───── Excerpt to read

Robotic intelligence for subsea cable inspection
Autonomy in action
Everyday life around the world depends on a global network of over 500 subsea cables that silently carry 95% of all international data [1]. These cables stretch more than 1.4 million kilometres across the ocean floor and are critical to the functioning of the internet, financial systems and government communications. But every year, 200 to 300 faults are reported. Most are caused by fishing gear and ship anchors, though abrasion and geological activity also contribute. All can disrupt essential services.
For example, in October 2022, both subsea cables to the UK’s Shetland Islands were damaged, leaving homes and businesses cut off, unable to access the internet or make financial transactions for several days. While various strategies aim to improve the resilience of this infrastructure, robotic systems can play a role through regular inspection and condition monitoring. However, this comes with significant technical challenges.
Challenges for robotic inspection
Near the shore, in water depths up to 2,000 metres, subsea cables are typically buried to protect them from anchors and fishing gear. Although cable routes are planned to avoid hazards, rocky seafloors – where burial is not possible – are sometimes unavoidable. Additionally, underwater currents can shift sediments over time, exposing cables that were previously buried. In areas where such risks are foreseen, alternative protective measures, such as stronger armouring or rock placement, are used. Beyond 2,000 metres, burial becomes too expensive and the risk from human activity is lower. Here, cables are laid directly on the seabed and are thinner – typically under 25mm in diameter.

──────────
───── Data excerpt

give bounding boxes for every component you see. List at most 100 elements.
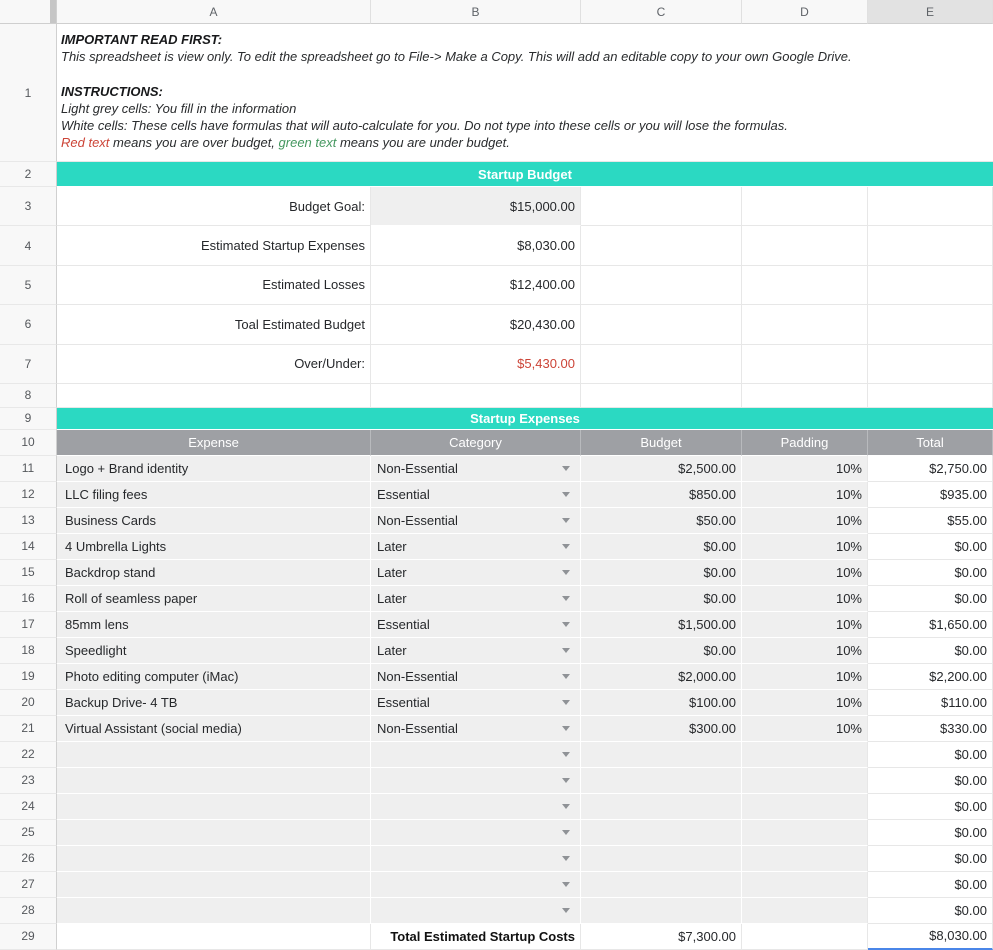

──────────

- Task objective -
Please copy the subsea cable text from "Challenges for robotic" to "25mm in diameter.", swapping "rock placement" for "concrete mattresses". The listing has no connection to the subsea cable text.

- Output for this task -
Challenges for robotic inspection
Near the shore, in water depths up to 2,000 metres, subsea cables are typically buried to protect them from anchors and fishing gear. Although cable routes are planned to avoid hazards, rocky seafloors – where burial is not possible – are sometimes unavoidable. Additionally, underwater currents can shift sediments over time, exposing cables that were previously buried. In areas where such risks are foreseen, alternative protective measures, such as stronger armouring or concrete mattresses, are used. Beyond 2,000 metres, burial becomes too expensive and the risk from human activity is lower. Here, cables are laid directly on the seabed and are thinner – typically under 25mm in diameter.